## How to complete this task
Carry on the Mercury Unicode support code review from the point where it stops.

## Text under study
Segment Open
[m-rev.] for review: add some unicode support to Mercury
Peter Moulder
Peter.Moulder at infotech.monash.edu.au
Fri Jul 21 17:24:44 AEST 2006
On Fri, Jul 21, 2006 at 11:01:50AM +1000, Ian MacLarty wrote:
> +++ NEWS 20 Jul 2006 08:21:32 -0000
...
> + unicode character is implementation dependent. For the Melbourne Mercury
> + compiler unicode characters are represented using UTF-8 for the C backends.
^,
Missing commma after subordinate clause, making it harder to parse.
> +For the Melbourne Mercury compiler it is UTF-8 for the C backends and UTF-16
^,
> +for the Java and IL backends.
Same thing here (even though there's less parsing difficulty here).
> + convert_unicode_char_to_target_chars(UnicodeCharCode, UTF8Chars)
> + then
> + get_quoted_name(QuoteChar, list.reverse(UTF8Chars) ++ Chars,
Minor stylistic issue: should probably s/UTF8/UTF/ above, and similarly
in string_get_unicode_escape.
I've assumed that most code (get_unicode_escape,
string_get_unicode_escape and encode_unicode_char_as_utf8) is otherwise
unchanged, and haven't checked them a second time.
> +allowed_unicode_char_code(Code) :-
> + Code >= 0,
> + % The following ranges are reserved for utf-16 surrogates.
> + not (
> + Code >= 0xD800, Code =< 0xDBFF
> + ;
> + Code >= 0xDC00, Code =< 0xDFFF
> + ),
This is numerically just a single range, so I'd be inclined to write
that disjunction as a single range check,
‘not (Code >= 0xD800, Code =< 0xDFFF)’,
or push in that ‘not’ giving ‘( Code < 0xD800 ; 0xDFFF < Code )’.
[Interesting point about micro-optimization:
If I do a manual, natural translation of the above to
the natural translation to C of the above `not ( ... ; ... )' (namely
`!((0xD800 <= x && x <= 0xDBFF) || (0xDC00 <= x && x <= 0xDFFF))')
Segment Closed
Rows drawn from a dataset
Segment Open
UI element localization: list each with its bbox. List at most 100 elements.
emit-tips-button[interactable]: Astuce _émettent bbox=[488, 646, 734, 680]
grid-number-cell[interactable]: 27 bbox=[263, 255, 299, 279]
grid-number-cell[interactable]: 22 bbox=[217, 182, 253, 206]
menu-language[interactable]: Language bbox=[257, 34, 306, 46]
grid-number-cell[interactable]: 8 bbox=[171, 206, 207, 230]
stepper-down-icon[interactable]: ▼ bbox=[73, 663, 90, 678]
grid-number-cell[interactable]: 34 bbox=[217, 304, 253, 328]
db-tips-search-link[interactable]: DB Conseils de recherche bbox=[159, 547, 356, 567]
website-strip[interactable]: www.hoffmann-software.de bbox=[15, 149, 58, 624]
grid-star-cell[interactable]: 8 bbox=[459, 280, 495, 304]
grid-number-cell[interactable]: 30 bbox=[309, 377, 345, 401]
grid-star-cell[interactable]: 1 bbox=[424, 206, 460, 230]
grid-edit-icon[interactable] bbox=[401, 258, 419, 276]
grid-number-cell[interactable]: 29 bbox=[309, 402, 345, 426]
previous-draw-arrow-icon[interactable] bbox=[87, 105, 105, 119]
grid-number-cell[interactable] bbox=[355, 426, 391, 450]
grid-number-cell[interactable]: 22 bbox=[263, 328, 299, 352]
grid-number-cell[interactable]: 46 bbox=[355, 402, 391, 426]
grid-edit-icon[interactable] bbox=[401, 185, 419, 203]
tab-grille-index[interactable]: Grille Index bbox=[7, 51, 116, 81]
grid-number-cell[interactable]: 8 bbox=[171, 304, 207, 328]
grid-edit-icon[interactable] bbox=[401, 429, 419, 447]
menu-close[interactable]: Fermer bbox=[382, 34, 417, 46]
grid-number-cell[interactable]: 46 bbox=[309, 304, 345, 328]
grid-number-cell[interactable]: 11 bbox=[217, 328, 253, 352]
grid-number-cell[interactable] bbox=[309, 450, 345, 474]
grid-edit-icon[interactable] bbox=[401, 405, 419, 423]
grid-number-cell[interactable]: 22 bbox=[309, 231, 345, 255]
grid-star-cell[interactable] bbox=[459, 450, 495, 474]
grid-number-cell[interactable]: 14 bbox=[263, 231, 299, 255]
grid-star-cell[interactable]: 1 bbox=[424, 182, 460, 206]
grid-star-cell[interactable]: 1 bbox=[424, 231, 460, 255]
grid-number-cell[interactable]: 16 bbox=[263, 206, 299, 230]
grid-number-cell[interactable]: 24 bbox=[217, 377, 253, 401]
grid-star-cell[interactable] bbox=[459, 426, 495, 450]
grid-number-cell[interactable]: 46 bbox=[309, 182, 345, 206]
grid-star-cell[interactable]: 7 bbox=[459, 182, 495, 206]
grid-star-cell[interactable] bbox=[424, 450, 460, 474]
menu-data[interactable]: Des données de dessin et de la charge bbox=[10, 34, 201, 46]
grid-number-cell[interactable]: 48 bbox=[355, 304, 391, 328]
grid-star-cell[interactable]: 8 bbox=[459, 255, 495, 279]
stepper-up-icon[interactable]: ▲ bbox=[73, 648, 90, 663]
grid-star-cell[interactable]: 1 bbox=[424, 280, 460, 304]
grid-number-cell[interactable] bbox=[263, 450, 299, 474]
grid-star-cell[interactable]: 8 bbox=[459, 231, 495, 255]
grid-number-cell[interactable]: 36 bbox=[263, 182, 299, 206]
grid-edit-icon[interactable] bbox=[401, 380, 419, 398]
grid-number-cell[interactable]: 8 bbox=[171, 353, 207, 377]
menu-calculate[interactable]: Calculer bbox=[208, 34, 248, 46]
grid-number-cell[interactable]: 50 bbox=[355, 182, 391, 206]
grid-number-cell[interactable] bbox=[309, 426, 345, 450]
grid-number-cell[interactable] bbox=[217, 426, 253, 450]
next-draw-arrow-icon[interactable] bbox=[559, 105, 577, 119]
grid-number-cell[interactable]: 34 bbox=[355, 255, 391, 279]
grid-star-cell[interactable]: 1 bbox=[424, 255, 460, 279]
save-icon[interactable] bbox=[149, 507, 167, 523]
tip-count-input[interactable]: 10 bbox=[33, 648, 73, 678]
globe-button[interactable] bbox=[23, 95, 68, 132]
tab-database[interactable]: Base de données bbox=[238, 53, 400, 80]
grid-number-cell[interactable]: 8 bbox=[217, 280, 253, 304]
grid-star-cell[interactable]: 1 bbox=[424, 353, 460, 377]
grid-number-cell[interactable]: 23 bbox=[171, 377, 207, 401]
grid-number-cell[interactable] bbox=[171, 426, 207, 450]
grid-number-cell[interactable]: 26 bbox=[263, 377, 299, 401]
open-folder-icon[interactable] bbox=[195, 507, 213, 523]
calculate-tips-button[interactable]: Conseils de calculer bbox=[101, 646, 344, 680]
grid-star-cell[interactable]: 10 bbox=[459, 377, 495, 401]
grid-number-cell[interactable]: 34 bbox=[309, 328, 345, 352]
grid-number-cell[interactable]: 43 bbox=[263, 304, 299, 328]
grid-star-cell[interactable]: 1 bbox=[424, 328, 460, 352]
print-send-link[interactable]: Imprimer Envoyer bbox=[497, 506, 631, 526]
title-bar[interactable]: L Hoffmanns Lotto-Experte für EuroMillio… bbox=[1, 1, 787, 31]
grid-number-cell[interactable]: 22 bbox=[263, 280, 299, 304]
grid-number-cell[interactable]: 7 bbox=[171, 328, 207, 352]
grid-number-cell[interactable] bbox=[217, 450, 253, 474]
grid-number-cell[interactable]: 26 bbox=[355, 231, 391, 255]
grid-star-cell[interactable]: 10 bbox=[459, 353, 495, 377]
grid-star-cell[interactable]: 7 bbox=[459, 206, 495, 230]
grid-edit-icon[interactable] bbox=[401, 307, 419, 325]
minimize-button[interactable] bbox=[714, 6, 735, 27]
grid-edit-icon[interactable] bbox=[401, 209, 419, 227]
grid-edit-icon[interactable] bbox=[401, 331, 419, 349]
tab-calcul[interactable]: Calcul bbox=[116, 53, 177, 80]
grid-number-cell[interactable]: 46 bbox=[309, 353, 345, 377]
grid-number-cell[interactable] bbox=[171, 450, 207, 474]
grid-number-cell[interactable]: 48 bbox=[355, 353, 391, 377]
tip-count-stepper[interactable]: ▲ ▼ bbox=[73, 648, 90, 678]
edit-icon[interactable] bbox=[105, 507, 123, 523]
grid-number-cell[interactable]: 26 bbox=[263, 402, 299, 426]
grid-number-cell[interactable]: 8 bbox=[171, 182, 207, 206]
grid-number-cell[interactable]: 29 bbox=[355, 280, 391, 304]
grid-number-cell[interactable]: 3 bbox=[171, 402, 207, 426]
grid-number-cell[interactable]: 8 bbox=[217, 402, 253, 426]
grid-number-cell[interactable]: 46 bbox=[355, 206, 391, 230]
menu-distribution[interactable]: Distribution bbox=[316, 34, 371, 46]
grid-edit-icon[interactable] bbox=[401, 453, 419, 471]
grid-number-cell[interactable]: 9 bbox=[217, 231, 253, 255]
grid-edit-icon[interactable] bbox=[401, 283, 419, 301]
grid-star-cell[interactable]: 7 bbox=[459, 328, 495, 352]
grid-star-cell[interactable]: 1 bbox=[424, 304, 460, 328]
Segment Closed
## Answer box
produces good assembly code from gcc -O2 (tried both v3.3 and v4.1): a
subtract and then a comparison, apparently identical to the code emitted
for `x < 0xD800 || 0xDFFF < x'.
Whereas `mmc --make tst.o && objdump -S Mercury/os/tst.o' (where mmc
--output-grade-string gives hlc.gc and mgnuc does gcc-4.1 -O2 among
other flags) gives a fairly literal translation of the Mercury code to
assembler.
This (together with my assumptions as to what assembly code has better
runtime characteristics) shows that there is payoff in translating to
natural-looking C code even just from runtime characteristics, let alone
the benefits of readable code for debugging or language translation.
If programmers aren't confident that the right machine code is going to
be produced, then they spend time considering alternatives like
‘(Code /\ 0xF800) \= 0xD800’: optimization isn't just about faster &
smaller executable code, it's about allowing easier-to-read code and
less time spent thinking about trade-offs.]
It's not clear to me how allowed_unicode_char_code is supposed to
behave. It currently returns false for >0x10ffff, <0, surrogate pair
codes, but returns true for 0xfffe, 0xffff, 0x10fffe, 0x10ffff, which
are "guaranteed not to be a Unicode character at all".
The practical effect of different allowed_unicode_char_code behaviour is
what \u/\U escapes are valid. By comparison, Java (which, I should say,
was written before utf16 existed) allows all 16-bit values, including
\uFFFF and \uD800. I haven't yet looked at other languages/syntaxes
that allow \u or \U escapes.
> +:- pragma foreign_proc("Java",
> + backend_unicode_encoding_int = (EncodingInt::out),
> + [will_not_call_mercury, promise_pure, thread_safe, will_not_modify_trail],
> +"
> + EncodingInt = 1;
> +").
> +
> +:- pragma foreign_proc("Java",
> + backend_unicode_encoding_int = (EncodingInt::out),
> + [will_not_call_mercury, promise_pure, thread_safe, will_not_modify_trail],
> +"
> + EncodingInt = 1;
> +").
Copy & paste bug: the above two are identical.